= Source extract =
━━━━
Carroll wins stay of High Court order on Zoe group

 

The Supreme Court has granted court protection to several companies in developer Liam Carroll’s troubled Zoe building group pending the outcome of their appeal next week against the High Court’s refusal to appoint an examiner to them.

Michael Cush SC, for the companies, argued Mr Justice Peter Kelly made a number of errors when refusing examinership, including setting out his own views on the state of the property market and rejecting as “fanciful” claims the companies, who have bank borrowings of some €1.1 billion, could achieve a surplus of some €300 million in three years.

The three-judge Supreme Court with Chief Justice Mr Justice John Murray, presiding and sitting with Mr Justice Nial Fennelly and Mr Justice Nicholas Kearns, placed a temporary stay until a full appeal hearing next Tuesday on Mr Justice Kelly’s order after finding the companies had arguable grounds of appeal against it.

ACC Bank, whose demand last month for repayment of €136 million loans led to the application for protection, had opposed the stay.

Rossa Fanning, for ACC, said it initially adopted a position of “guarded neutrality” to examinership but, having reflected on the High Court ruling, now wanted the Supreme Court to affirm that refusal. Counsel also argued there was no jurisdiction under the relevant provisions of the Companies Act for a stay on a refusal of examinership.

All other bankers creditors, including AIB and Bank of Scotland Ireland (who between them are owed some 64 per cent of the companies’ loans) supported the companies application with the Revenue Commissioners adopted a neutral position.

Mr Justice Kelly had last Friday refused court protection to the six companies, on whose fate the other 51 companies in the Zoe group depend, after rejecting as “fanciful” and “lacking in reality” survival proposals heavily dependent on a greatly improved property market.

He also said the proposed survival scheme seemed directed at helping shareholders whose investment has proved to be unsucessful, which was not the objective for which examinership legislation was envisaged.

The petition for protection is by Vantive Holdings which, with Jersey-registered Morston Investments Ltd, is the parent companies of around 50 companies known as Zoe Developments. It was moved after four companies - Villeer Developments, Peytor

Developments, Caragh Enterprises Ltd and Parlez International Ltd - were presented with demands from ACC for repayment of loans.

Mr Cush said today, unless a stay was granted on the refusal, an appeal might prove pointless as ACC had indicated no comfort for his clients and could take whatever steps it considered fit.
━━━━
Records drawn from a data collection
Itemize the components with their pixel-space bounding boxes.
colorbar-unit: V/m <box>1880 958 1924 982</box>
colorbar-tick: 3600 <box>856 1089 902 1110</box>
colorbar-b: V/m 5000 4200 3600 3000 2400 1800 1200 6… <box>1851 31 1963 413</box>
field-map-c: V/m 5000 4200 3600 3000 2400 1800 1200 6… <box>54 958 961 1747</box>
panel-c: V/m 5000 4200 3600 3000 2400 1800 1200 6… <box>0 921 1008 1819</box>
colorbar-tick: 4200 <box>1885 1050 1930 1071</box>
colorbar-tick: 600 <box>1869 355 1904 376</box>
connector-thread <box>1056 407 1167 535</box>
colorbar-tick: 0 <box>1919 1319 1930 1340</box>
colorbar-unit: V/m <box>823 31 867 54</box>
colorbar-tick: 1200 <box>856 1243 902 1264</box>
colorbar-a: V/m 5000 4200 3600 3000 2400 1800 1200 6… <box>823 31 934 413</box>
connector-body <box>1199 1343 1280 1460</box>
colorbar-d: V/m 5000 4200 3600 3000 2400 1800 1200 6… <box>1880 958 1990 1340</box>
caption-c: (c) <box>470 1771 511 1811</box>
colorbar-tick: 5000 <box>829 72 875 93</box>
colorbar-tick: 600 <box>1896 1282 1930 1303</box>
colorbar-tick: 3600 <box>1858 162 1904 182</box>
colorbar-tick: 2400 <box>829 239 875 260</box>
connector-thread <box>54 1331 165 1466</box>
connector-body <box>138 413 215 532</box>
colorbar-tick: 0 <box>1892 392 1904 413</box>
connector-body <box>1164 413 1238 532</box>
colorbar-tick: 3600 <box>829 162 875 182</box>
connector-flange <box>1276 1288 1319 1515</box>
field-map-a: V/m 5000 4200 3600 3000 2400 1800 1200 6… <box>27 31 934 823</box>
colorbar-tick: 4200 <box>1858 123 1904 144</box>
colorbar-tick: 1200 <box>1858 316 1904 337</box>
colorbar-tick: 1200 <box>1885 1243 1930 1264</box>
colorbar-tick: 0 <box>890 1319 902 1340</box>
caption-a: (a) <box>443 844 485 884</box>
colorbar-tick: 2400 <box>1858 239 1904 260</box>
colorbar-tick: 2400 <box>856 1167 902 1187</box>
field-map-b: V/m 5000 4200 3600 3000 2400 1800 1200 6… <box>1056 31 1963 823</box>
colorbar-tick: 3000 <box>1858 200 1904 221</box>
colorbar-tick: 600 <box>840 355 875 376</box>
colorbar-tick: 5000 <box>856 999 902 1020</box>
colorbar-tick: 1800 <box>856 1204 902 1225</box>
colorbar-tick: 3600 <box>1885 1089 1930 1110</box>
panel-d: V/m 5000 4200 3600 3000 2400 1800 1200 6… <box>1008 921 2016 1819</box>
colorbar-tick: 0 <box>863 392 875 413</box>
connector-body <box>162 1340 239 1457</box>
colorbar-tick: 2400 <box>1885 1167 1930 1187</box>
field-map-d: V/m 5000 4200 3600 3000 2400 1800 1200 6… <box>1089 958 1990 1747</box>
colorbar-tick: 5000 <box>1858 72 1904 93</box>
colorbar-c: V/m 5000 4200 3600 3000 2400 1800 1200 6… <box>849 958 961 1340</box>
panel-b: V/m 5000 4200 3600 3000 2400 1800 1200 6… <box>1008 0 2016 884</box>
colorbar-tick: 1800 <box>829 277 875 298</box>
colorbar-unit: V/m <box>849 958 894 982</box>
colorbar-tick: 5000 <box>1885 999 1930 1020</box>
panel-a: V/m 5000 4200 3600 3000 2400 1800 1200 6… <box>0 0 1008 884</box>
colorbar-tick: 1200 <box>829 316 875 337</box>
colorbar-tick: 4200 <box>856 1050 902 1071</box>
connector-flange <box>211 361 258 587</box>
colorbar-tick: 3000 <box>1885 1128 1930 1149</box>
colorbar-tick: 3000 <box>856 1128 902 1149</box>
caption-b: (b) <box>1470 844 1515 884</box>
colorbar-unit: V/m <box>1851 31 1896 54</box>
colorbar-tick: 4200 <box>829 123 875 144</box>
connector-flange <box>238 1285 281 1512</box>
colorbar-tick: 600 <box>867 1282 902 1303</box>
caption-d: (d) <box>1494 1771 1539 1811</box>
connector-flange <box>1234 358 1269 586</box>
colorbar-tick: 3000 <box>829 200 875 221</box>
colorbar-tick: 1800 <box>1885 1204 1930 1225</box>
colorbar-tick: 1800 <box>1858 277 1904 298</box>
━━━━
= Challenges =
• a. Duplicate the portion of the records that begins with their first line and ends with the line containing "connector-thread <box>54 1331 165 1466</box>", with both of those lines included.
• b. Carry on the article about the Zoe group's appeal against the refusal of examinership, beginning immediately after its final sentence.
The text and the records are unrelated to each other.

= Task-by-task results =
• a.
Itemize the components with their pixel-space bounding boxes.
colorbar-unit: V/m <box>1880 958 1924 982</box>
colorbar-tick: 3600 <box>856 1089 902 1110</box>
colorbar-b: V/m 5000 4200 3600 3000 2400 1800 1200 6… <box>1851 31 1963 413</box>
field-map-c: V/m 5000 4200 3600 3000 2400 1800 1200 6… <box>54 958 961 1747</box>
panel-c: V/m 5000 4200 3600 3000 2400 1800 1200 6… <box>0 921 1008 1819</box>
colorbar-tick: 4200 <box>1885 1050 1930 1071</box>
colorbar-tick: 600 <box>1869 355 1904 376</box>
connector-thread <box>1056 407 1167 535</box>
colorbar-tick: 0 <box>1919 1319 1930 1340</box>
colorbar-unit: V/m <box>823 31 867 54</box>
colorbar-tick: 1200 <box>856 1243 902 1264</box>
colorbar-a: V/m 5000 4200 3600 3000 2400 1800 1200 6… <box>823 31 934 413</box>
connector-body <box>1199 1343 1280 1460</box>
colorbar-d: V/m 5000 4200 3600 3000 2400 1800 1200 6… <box>1880 958 1990 1340</box>
caption-c: (c) <box>470 1771 511 1811</box>
colorbar-tick: 5000 <box>829 72 875 93</box>
colorbar-tick: 600 <box>1896 1282 1930 1303</box>
colorbar-tick: 3600 <box>1858 162 1904 182</box>
colorbar-tick: 2400 <box>829 239 875 260</box>
connector-thread <box>54 1331 165 1466</box>

• b.
Counsel said his side had three “very strong” grounds of appeal. The first was the examinership application was moved in the “highly unusual” circumstances of the companies having agreed a business plan six months ago with 90 per cent of their banker creditors who were very positive about the plan.

The banker creditors had agreed to: a) provide finance to enable the discharge of third party unsecured creditors and that had been done; (b) provide finance for ongoing development, development being the group’s business and; (c) “most

extraordinarily”, to put a moratorium on repayment of the debt for two or three years, which period could be extended.

To have such a scheme with that level of pre-planning prior to seeking protection made this application unique, counsel said. The High Court had erred in not giving significant weight to this factor when assessing whether the companies had a reasonable prospect of survival.

Mr Cush also argued the High Court erred in a second respect in how it considered the property valuation element of the application. Mr Justice Kelly, he submitted, had gone beyond the evidence in substituting his own views on the property market for

December 2008 valuations provided by two firms of estate agents - CBRE and Hooke & McDonald.

While those specific valuations were not exhibited in the petition documents, they were included in the business plan submitted to the banks by the companies last December, counsel said. The High Court had erred in not regarding those valuations as truly independent because the two estate agents had previously carried out work for the companies.

The third ground of appeal was that the High Court “misunderstood” the basis of the turnaround anticipated for the companies, Mr Cush said. The High Court had taken the anticipated deficit of €1.1 billion on a winding up basis and queried how the companies could achieve a €300 million surplus within three years.

The €1.1 billion figure was the “wrong starting point” and the correct starting point was the current deficit of some €260 million, counsel said. Based on that latter figure, the companies believed they could achieve a surplus of some €300 million in three years time.

While the High Court judge had correctly stated, even if he considered there was a reasonable prospect of survival, he nonetheless had a discretion to refuse protection, he had erred in the exercise of that discretion as he had “mischaracterised” the banks’ position and made findings about their intentions in supporting the petition which were “wholly unsupported” by the evidence.

The High Court also made no reference at all to evidence the property market could not absorb this amount of property coming onto the market if court protection was refused, counsel added. The collapse of these companies would have implications for many others and this, with all the other factors, made a very strong case for examinership.

The fact an examiner would have to make his first report to the court within 35 days also tilted the balance in favour of examinership, counsel said. If no stay was granted, protection would be removed, the appeal would be rendered nugatory and the status quo would be altered.

Giving the Supreme Court’s decision granting the stay, the Chief Justice said there is a constitutional right of appeal and the normal situation is that a stay is granted where an appeal is brought promptly and there is a stateable appeal.

He was satisfied the companies had arguable grounds of appeal but stressed that was not a reflection on the merits of the appeal. It was also evident, in the circumstances of this case, the appeal itself would be moot were a stay not granted.

Mr Justice Murray also told Mr Cush his legal submissions should address the High Court’s views concerning the adequacy of the report of an independent accountant which grounded the companies claim of having a reasonable prospect of survival.